>> START
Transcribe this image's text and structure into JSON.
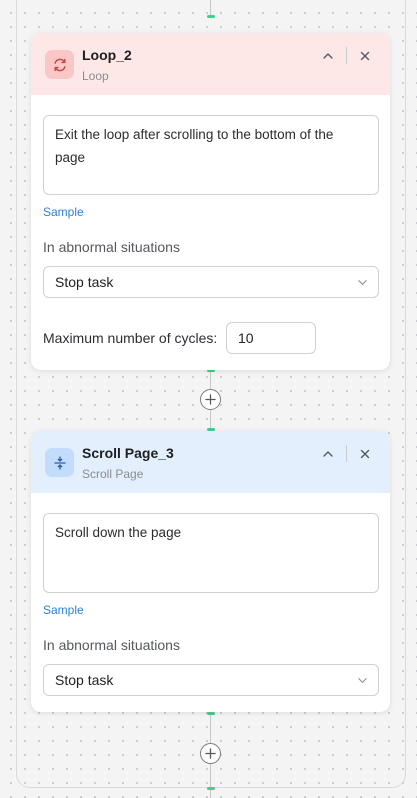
{
  "colors": {
    "loop_header_bg": "#fde7e7",
    "loop_badge_bg": "#fbc6c6",
    "scroll_header_bg": "#e3effd",
    "scroll_badge_bg": "#c4dcfb",
    "connector_accent": "#3fd08a",
    "link": "#2f7fd8"
  },
  "nodes": [
    {
      "title": "Loop_2",
      "subtitle": "Loop",
      "icon": "loop-icon",
      "description": "Exit the loop after scrolling to the bottom of the page",
      "sample_label": "Sample",
      "abnormal_label": "In abnormal situations",
      "abnormal_value": "Stop task",
      "max_cycles_label": "Maximum number of cycles:",
      "max_cycles_value": "10"
    },
    {
      "title": "Scroll Page_3",
      "subtitle": "Scroll Page",
      "icon": "scroll-page-icon",
      "description": "Scroll down the page",
      "sample_label": "Sample",
      "abnormal_label": "In abnormal situations",
      "abnormal_value": "Stop task"
    }
  ],
  "icons": {
    "collapse": "chevron-up-icon",
    "close": "close-icon",
    "add": "plus-icon",
    "dropdown": "chevron-down-icon"
  }
}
>> END
* [PROMPT]: From the material above, reproduce everything verbatim except the pictures.

* [OUTPUT BELOW]:
Transcribe this image's text and structure into JSON.
{
  "colors": {
    "loop_header_bg": "#fde7e7",
    "loop_badge_bg": "#fbc6c6",
    "scroll_header_bg": "#e3effd",
    "scroll_badge_bg": "#c4dcfb",
    "connector_accent": "#3fd08a",
    "link": "#2f7fd8"
  },
  "nodes": [
    {
      "title": "Loop_2",
      "subtitle": "Loop",
      "icon": "loop-icon",
      "description": "Exit the loop after scrolling to the bottom of the page",
      "sample_label": "Sample",
      "abnormal_label": "In abnormal situations",
      "abnormal_value": "Stop task",
      "max_cycles_label": "Maximum number of cycles:",
      "max_cycles_value": "10"
    },
    {
      "title": "Scroll Page_3",
      "subtitle": "Scroll Page",
      "icon": "scroll-page-icon",
      "description": "Scroll down the page",
      "sample_label": "Sample",
      "abnormal_label": "In abnormal situations",
      "abnormal_value": "Stop task"
    }
  ],
  "icons": {
    "collapse": "chevron-up-icon",
    "close": "close-icon",
    "add": "plus-icon",
    "dropdown": "chevron-down-icon"
  }
}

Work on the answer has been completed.